- **Aim**
Reproduce the entire listing word for word.

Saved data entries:

--------

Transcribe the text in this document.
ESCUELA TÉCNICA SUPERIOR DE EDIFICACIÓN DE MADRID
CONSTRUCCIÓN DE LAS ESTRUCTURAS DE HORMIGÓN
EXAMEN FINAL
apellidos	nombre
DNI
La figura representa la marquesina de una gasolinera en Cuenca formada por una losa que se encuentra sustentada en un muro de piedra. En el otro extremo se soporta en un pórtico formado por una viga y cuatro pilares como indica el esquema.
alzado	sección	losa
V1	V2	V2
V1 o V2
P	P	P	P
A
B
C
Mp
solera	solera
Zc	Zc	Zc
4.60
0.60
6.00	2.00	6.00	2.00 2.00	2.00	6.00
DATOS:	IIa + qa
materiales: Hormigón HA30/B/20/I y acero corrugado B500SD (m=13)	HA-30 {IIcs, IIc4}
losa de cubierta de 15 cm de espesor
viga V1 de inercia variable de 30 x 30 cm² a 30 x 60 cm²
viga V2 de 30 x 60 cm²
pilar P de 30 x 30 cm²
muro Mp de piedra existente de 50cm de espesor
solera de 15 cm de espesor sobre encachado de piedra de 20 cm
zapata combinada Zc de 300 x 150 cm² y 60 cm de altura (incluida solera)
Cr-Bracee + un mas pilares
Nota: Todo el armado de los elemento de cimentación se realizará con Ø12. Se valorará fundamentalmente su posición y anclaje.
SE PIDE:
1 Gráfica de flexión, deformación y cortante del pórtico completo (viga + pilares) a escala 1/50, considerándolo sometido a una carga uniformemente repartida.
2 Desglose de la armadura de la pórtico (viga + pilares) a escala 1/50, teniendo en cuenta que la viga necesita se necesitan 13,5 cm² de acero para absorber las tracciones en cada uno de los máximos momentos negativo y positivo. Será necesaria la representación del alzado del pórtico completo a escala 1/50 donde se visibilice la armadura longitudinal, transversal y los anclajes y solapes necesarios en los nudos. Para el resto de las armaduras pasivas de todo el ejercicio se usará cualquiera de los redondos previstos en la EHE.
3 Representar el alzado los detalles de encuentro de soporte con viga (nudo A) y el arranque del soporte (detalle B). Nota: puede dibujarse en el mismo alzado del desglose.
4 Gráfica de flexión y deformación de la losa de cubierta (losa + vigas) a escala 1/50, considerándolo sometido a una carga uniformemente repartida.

--------

- **Task response**
Transcribe the text in this document.
ESCUELA TÉCNICA SUPERIOR DE EDIFICACIÓN DE MADRID
CONSTRUCCIÓN DE LAS ESTRUCTURAS DE HORMIGÓN
EXAMEN FINAL
apellidos	nombre
DNI
La figura representa la marquesina de una gasolinera en Cuenca formada por una losa que se encuentra sustentada en un muro de piedra. En el otro extremo se soporta en un pórtico formado por una viga y cuatro pilares como indica el esquema.
alzado	sección	losa
V1	V2	V2
V1 o V2
P	P	P	P
A
B
C
Mp
solera	solera
Zc	Zc	Zc
4.60
0.60
6.00	2.00	6.00	2.00 2.00	2.00	6.00
DATOS:	IIa + qa
materiales: Hormigón HA30/B/20/I y acero corrugado B500SD (m=13)	HA-30 {IIcs, IIc4}
losa de cubierta de 15 cm de espesor
viga V1 de inercia variable de 30 x 30 cm² a 30 x 60 cm²
viga V2 de 30 x 60 cm²
pilar P de 30 x 30 cm²
muro Mp de piedra existente de 50cm de espesor
solera de 15 cm de espesor sobre encachado de piedra de 20 cm
zapata combinada Zc de 300 x 150 cm² y 60 cm de altura (incluida solera)
Cr-Bracee + un mas pilares
Nota: Todo el armado de los elemento de cimentación se realizará con Ø12. Se valorará fundamentalmente su posición y anclaje.
SE PIDE:
1 Gráfica de flexión, deformación y cortante del pórtico completo (viga + pilares) a escala 1/50, considerándolo sometido a una carga uniformemente repartida.
2 Desglose de la armadura de la pórtico (viga + pilares) a escala 1/50, teniendo en cuenta que la viga necesita se necesitan 13,5 cm² de acero para absorber las tracciones en cada uno de los máximos momentos negativo y positivo. Será necesaria la representación del alzado del pórtico completo a escala 1/50 donde se visibilice la armadura longitudinal, transversal y los anclajes y solapes necesarios en los nudos. Para el resto de las armaduras pasivas de todo el ejercicio se usará cualquiera de los redondos previstos en la EHE.
3 Representar el alzado los detalles de encuentro de soporte con viga (nudo A) y el arranque del soporte (detalle B). Nota: puede dibujarse en el mismo alzado del desglose.
4 Gráfica de flexión y deformación de la losa de cubierta (losa + vigas) a escala 1/50, considerándolo sometido a una carga uniformemente repartida.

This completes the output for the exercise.